Stored records:
+++
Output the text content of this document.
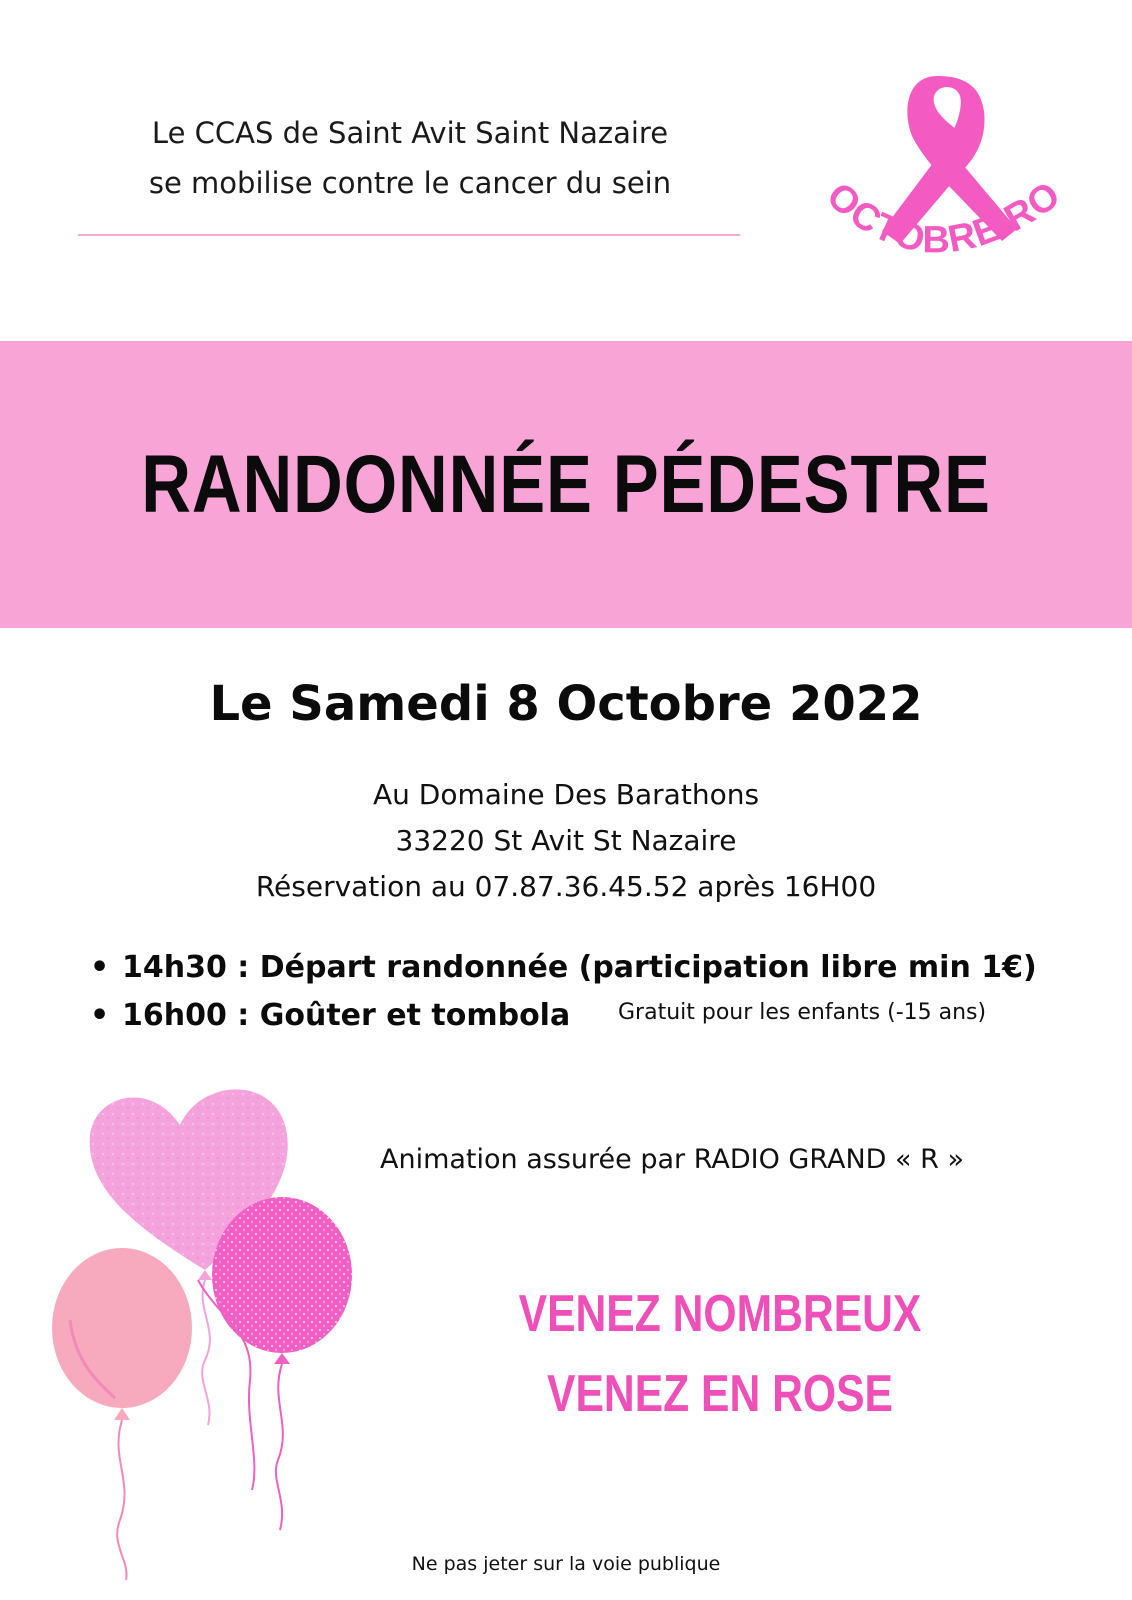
Le CCAS de Saint Avit Saint Nazaire
se mobilise contre le cancer du sein	OCTOBRE RO
RANDONNÉE PÉDESTRE
Le Samedi 8 Octobre 2022
Au Domaine Des Barathons
33220 St Avit St Nazaire
Réservation au 07.87.36.45.52 après 16H00
• 14h30 : Départ randonnée (participation libre min 1€)
• 16h00 : Goûter et tombola Gratuit pour les enfants (-15 ans)
Animation assurée par RADIO GRAND « R »
VENEZ NOMBREUX
VENEZ EN ROSE
Ne pas jeter sur la voie publique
+++
• _Written problem_
Return the listing above word for word, with the pictures removed.

• _Answer in full_
Output the text content of this document.
Le CCAS de Saint Avit Saint Nazaire
se mobilise contre le cancer du sein	OCTOBRE RO
RANDONNÉE PÉDESTRE
Le Samedi 8 Octobre 2022
Au Domaine Des Barathons
33220 St Avit St Nazaire
Réservation au 07.87.36.45.52 après 16H00
• 14h30 : Départ randonnée (participation libre min 1€)
• 16h00 : Goûter et tombola Gratuit pour les enfants (-15 ans)
Animation assurée par RADIO GRAND « R »
VENEZ NOMBREUX
VENEZ EN ROSE
Ne pas jeter sur la voie publique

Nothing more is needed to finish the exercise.